**Information shown**
━━━━

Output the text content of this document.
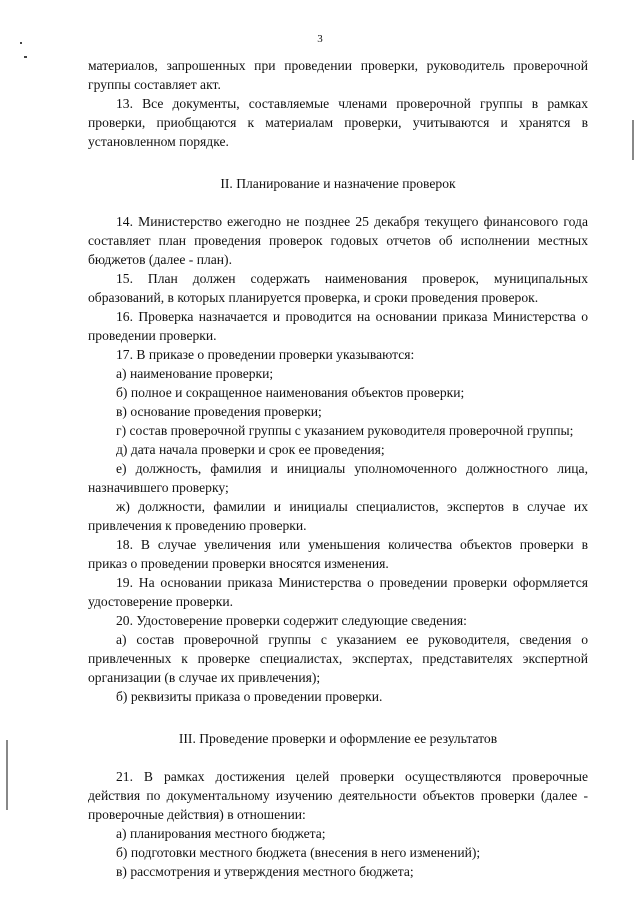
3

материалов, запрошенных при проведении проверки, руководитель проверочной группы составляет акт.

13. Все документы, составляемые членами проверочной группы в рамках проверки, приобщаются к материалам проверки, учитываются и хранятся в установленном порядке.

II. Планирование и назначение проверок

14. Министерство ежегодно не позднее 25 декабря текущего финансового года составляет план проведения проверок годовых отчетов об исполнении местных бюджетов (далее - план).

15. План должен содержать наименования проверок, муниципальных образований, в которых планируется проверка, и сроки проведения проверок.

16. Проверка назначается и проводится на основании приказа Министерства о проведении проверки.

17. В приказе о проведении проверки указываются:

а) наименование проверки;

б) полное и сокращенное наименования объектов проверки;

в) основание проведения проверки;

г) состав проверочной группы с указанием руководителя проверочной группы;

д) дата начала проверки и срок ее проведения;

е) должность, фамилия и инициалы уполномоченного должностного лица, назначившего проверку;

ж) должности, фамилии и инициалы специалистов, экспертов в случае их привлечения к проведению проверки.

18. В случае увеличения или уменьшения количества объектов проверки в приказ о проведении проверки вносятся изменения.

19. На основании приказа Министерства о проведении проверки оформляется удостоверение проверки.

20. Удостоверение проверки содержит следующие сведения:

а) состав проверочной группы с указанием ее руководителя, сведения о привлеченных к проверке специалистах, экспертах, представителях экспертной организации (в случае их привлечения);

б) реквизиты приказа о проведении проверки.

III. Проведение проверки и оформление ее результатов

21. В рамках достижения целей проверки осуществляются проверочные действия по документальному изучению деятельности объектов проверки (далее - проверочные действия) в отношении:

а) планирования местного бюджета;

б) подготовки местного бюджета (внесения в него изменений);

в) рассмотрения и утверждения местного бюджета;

━━━━

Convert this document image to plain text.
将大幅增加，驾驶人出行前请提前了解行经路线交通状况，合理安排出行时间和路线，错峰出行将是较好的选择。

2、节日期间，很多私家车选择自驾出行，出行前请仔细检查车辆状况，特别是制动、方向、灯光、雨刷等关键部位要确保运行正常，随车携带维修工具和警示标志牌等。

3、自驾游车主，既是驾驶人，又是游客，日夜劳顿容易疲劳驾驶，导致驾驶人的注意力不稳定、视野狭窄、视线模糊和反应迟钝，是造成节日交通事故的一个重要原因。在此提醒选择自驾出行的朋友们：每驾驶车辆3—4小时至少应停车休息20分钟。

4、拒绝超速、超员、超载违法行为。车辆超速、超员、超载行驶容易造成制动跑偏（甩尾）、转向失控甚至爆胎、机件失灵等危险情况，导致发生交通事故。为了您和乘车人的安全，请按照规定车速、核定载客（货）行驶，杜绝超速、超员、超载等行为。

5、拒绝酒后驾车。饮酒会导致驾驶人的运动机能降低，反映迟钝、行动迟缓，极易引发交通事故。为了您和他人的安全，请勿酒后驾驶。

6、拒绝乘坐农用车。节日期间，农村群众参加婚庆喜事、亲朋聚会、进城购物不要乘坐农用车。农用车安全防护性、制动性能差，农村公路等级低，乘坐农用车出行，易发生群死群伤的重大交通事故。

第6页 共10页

━━━━

Pick out the lines above that hold the string "проверок" and show them.

II. Планирование и назначение проверок
14. Министерство ежегодно не позднее 25 декабря текущего финансового года составляет план проведения проверок годовых отчетов об исполнении местных бюджетов (далее - план).
15. План должен содержать наименования проверок, муниципальных образований, в которых планируется проверка, и сроки проведения проверок.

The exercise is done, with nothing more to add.